Assignment ->
Print the records below word for word, but leave out the pictures.

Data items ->
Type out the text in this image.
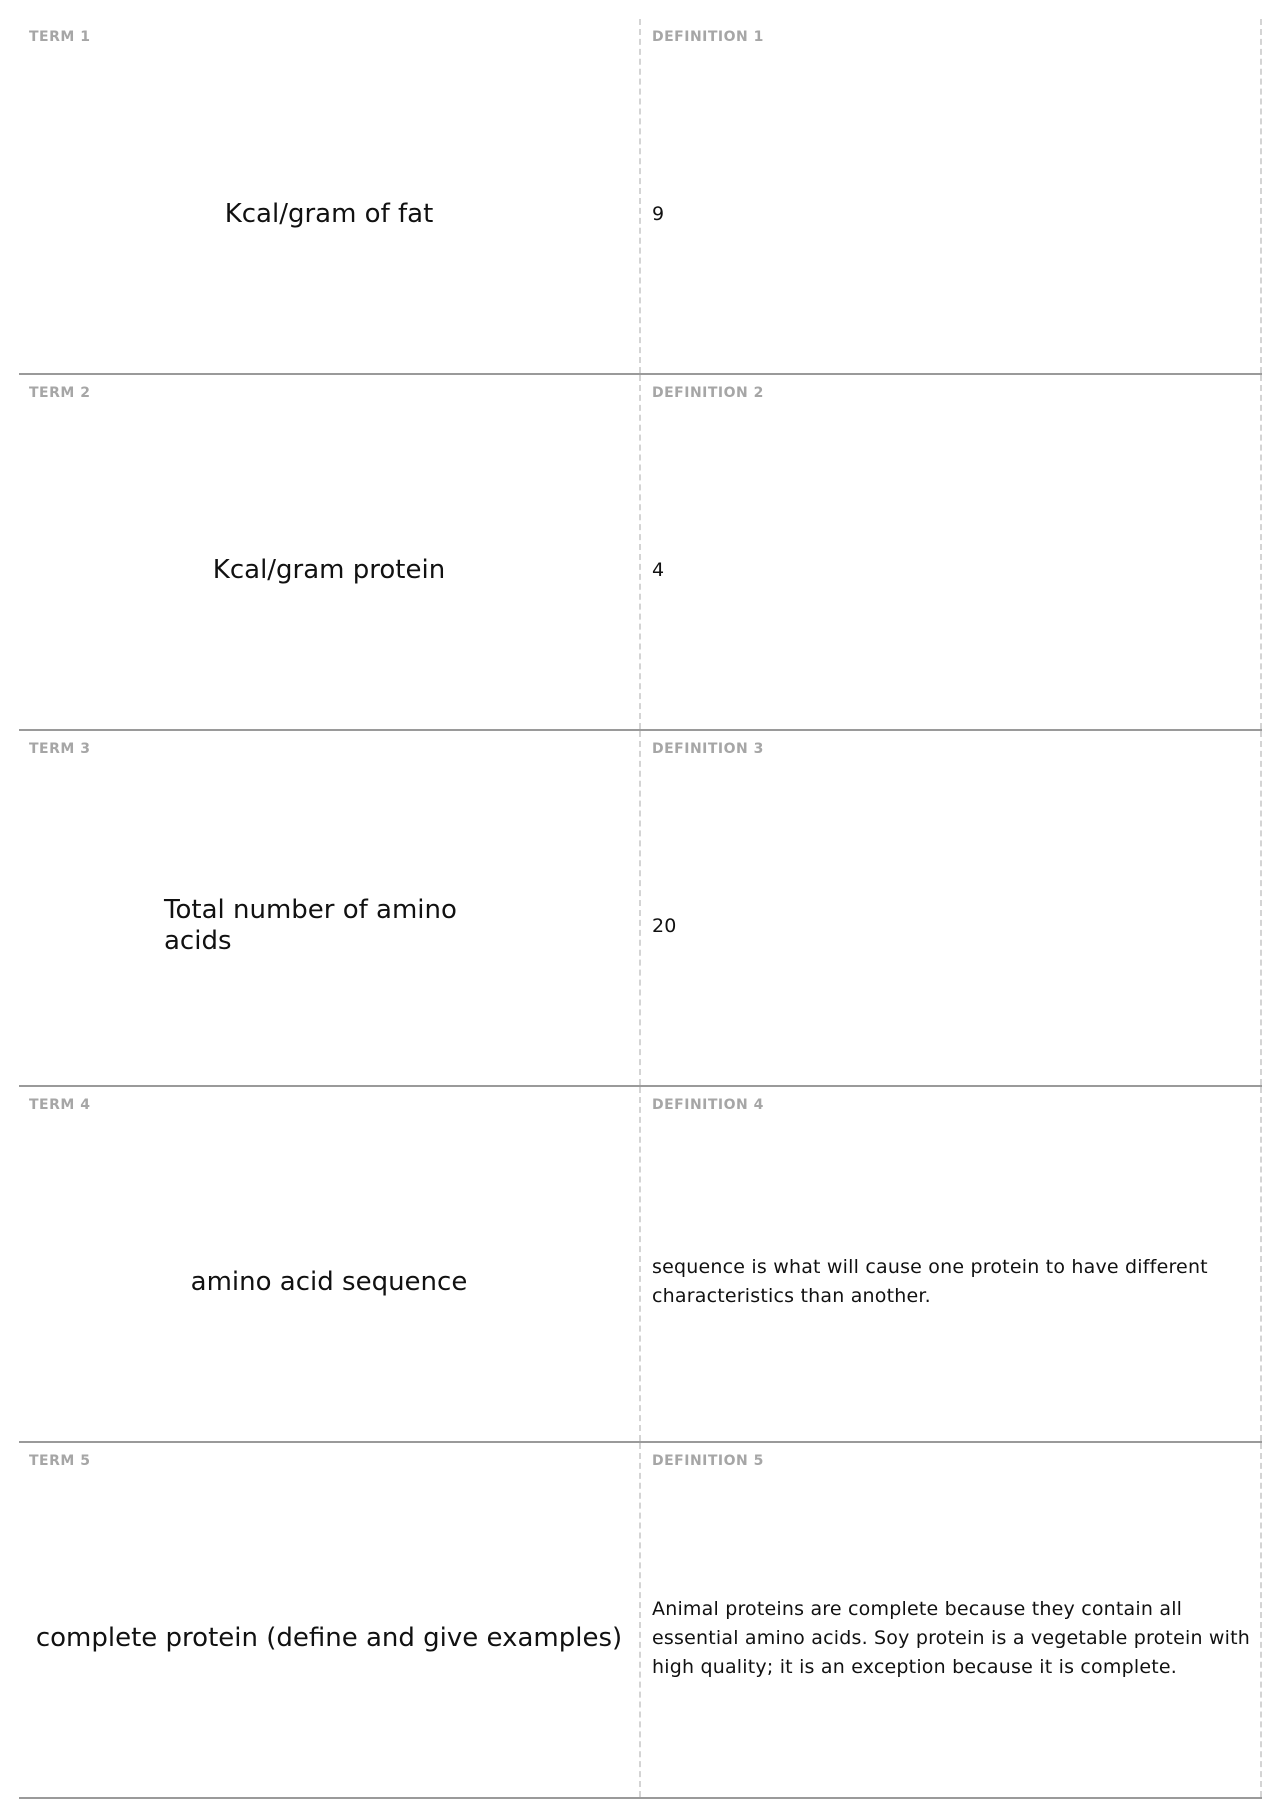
TERM 1
Kcal/gram of fat
DEFINITION 1
9
TERM 2
Kcal/gram protein
DEFINITION 2
4
TERM 3
Total number of amino acids
DEFINITION 3
20
TERM 4
amino acid sequence
DEFINITION 4
sequence is what will cause one protein to have different characteristics than another.
TERM 5
complete protein (define and give examples)
DEFINITION 5
Animal proteins are complete because they contain all essential amino acids. Soy protein is a vegetable protein with high quality; it is an exception because it is complete.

Response below ->
Type out the text in this image.
TERM 1
Kcal/gram of fat
DEFINITION 1
9
TERM 2
Kcal/gram protein
DEFINITION 2
4
TERM 3
Total number of amino acids
DEFINITION 3
20
TERM 4
amino acid sequence
DEFINITION 4
sequence is what will cause one protein to have different characteristics than another.
TERM 5
complete protein (define and give examples)
DEFINITION 5
Animal proteins are complete because they contain all essential amino acids. Soy protein is a vegetable protein with high quality; it is an exception because it is complete.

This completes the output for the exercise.